Stored data entries:
====================
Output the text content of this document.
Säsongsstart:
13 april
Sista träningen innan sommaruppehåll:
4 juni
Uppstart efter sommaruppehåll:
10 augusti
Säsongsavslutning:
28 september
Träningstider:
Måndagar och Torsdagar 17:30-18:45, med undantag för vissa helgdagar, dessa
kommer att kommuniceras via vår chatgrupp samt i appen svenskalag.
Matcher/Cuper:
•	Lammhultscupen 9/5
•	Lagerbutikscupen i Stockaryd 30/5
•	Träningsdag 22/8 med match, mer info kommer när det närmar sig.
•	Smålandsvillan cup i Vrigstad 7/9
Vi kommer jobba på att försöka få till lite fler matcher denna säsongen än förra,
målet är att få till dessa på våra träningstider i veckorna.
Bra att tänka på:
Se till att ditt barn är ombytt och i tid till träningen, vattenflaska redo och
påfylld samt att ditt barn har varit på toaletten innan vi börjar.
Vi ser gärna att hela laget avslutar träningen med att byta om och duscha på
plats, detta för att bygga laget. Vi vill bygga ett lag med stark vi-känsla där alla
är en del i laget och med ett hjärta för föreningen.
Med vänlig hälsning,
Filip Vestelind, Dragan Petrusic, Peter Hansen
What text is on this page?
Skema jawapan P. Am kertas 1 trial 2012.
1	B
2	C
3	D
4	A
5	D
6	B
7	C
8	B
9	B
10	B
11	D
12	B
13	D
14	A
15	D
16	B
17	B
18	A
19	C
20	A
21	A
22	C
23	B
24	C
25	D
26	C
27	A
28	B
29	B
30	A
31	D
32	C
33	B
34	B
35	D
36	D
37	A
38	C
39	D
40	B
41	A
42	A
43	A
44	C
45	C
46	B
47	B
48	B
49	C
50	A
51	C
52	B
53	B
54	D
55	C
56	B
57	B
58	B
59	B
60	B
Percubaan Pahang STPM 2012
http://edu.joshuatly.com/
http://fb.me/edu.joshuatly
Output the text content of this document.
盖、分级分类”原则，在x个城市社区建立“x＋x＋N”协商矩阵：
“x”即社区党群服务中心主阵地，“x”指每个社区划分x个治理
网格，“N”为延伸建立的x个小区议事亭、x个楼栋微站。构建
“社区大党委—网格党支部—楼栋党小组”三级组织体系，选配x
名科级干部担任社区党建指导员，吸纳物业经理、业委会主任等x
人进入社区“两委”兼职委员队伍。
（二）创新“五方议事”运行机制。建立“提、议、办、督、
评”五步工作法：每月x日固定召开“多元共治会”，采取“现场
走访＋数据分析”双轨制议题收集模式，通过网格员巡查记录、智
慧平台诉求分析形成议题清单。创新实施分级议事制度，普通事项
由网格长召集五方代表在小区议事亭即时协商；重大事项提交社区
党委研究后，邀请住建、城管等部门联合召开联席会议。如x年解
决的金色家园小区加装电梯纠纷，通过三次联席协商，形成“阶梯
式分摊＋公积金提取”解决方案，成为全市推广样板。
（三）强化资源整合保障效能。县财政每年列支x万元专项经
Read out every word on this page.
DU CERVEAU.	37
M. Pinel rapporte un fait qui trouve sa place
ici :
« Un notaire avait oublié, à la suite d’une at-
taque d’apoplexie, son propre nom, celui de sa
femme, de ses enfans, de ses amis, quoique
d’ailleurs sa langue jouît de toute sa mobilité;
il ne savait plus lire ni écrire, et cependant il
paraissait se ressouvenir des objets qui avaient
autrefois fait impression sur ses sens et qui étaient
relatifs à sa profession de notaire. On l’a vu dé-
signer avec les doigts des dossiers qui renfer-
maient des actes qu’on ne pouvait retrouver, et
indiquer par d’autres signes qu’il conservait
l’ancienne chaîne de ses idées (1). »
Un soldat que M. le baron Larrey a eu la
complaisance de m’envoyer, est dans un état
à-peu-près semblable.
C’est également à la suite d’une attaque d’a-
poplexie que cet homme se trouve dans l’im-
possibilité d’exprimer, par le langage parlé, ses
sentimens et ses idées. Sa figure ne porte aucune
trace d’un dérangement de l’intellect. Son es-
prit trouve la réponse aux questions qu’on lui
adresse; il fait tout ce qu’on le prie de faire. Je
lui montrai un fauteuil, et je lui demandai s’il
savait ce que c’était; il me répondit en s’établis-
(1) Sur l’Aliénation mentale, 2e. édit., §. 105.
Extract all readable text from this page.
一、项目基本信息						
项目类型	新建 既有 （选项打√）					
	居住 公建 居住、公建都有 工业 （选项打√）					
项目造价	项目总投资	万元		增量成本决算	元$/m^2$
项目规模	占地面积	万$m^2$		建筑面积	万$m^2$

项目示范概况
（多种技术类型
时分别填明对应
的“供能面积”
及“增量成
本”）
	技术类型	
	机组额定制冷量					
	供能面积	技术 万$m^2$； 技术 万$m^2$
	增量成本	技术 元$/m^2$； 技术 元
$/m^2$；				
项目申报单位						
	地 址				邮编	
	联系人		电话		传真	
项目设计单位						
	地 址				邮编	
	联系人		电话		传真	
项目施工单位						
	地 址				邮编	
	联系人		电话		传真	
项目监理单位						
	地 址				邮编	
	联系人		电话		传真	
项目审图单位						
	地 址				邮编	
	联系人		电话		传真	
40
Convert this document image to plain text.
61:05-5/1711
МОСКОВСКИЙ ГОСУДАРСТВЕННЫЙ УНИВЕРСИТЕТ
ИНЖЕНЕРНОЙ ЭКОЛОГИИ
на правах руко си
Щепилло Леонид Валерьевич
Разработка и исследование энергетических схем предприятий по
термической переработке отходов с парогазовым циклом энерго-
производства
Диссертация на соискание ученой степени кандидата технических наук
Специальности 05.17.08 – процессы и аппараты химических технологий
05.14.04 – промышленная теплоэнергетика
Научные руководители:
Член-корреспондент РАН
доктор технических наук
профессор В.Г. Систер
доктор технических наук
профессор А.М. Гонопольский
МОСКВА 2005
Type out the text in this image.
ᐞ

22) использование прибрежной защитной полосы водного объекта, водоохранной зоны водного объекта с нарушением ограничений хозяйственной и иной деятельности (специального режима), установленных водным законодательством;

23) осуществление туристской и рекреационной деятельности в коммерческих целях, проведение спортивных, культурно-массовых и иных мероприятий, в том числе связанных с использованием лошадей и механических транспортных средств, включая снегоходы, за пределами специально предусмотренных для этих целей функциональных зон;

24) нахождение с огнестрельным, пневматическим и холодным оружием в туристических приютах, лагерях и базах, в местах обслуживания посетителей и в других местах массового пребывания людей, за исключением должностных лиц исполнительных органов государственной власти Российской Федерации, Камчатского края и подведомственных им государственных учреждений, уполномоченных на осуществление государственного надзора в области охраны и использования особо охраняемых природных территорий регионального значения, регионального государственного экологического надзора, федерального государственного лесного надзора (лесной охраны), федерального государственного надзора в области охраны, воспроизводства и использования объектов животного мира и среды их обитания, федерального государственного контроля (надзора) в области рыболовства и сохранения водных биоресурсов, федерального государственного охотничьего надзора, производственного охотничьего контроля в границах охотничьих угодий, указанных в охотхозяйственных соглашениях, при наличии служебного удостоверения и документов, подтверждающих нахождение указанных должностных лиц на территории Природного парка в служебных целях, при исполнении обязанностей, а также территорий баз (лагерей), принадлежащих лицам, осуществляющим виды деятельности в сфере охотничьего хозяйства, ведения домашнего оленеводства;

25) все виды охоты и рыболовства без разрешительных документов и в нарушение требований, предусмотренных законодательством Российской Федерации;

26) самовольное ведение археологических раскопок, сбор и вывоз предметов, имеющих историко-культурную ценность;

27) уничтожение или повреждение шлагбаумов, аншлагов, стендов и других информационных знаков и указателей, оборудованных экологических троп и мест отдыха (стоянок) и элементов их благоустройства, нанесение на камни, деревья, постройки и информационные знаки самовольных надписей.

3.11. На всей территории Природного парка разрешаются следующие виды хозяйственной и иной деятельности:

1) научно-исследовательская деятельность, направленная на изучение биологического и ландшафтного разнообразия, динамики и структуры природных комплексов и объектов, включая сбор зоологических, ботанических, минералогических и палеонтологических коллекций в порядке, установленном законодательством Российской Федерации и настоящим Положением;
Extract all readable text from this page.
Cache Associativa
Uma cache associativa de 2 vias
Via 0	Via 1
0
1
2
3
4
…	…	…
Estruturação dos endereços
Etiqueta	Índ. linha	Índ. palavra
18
====================
- [YOUR GOAL] Examine the records and pull out every line where the string "text" occurs.

- [RESULT OF THIS EXERCISE]
Output the text content of this document.
What text is on this page?
Output the text content of this document.
Extract all readable text from this page.
Convert this document image to plain text.
Type out the text in this image.
Extract all readable text from this page.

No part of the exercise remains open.